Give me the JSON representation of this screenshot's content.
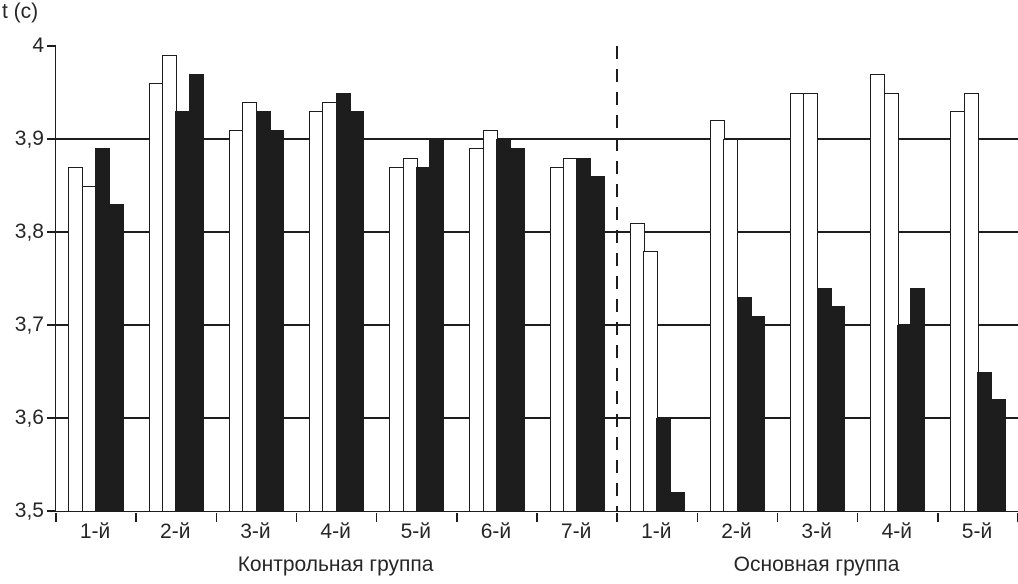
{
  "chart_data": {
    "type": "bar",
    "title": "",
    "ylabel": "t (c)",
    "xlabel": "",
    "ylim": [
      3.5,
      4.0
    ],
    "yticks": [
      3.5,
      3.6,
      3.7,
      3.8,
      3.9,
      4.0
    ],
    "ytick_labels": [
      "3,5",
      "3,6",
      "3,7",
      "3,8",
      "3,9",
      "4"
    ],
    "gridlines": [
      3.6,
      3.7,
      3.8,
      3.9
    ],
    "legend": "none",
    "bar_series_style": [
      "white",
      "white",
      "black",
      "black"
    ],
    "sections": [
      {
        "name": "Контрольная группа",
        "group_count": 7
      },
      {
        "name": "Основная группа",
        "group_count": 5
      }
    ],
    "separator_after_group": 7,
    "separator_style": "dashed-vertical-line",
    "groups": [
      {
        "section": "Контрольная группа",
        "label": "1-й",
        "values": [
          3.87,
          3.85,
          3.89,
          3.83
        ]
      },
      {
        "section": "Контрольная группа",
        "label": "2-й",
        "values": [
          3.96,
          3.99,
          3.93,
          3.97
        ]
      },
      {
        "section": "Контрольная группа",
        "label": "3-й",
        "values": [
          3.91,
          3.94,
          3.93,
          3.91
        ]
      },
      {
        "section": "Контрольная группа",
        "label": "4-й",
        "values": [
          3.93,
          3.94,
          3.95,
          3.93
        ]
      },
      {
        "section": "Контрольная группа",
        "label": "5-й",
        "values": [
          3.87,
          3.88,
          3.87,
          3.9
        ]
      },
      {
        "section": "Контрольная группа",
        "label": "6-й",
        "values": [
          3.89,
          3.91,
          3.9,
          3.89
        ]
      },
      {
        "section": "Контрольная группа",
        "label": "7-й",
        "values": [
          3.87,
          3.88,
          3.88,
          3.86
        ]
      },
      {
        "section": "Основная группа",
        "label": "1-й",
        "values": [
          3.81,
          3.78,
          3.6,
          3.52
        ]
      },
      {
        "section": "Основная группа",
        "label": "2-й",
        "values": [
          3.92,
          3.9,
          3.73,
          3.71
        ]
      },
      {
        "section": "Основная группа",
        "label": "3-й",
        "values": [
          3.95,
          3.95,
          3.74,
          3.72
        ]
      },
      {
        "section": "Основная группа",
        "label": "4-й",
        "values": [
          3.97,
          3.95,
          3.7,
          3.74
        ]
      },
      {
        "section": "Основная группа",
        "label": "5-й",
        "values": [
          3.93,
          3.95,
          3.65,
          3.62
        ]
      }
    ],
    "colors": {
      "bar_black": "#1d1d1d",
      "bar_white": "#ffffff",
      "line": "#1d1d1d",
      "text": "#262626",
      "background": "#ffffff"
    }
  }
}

^^^^^^^^^^^^^^^^

### Given problem:
Search the entries for the word "name", then gather every line that has it.

### Problem solution:
        "name": "Контрольная группа",
        "name": "Основная группа",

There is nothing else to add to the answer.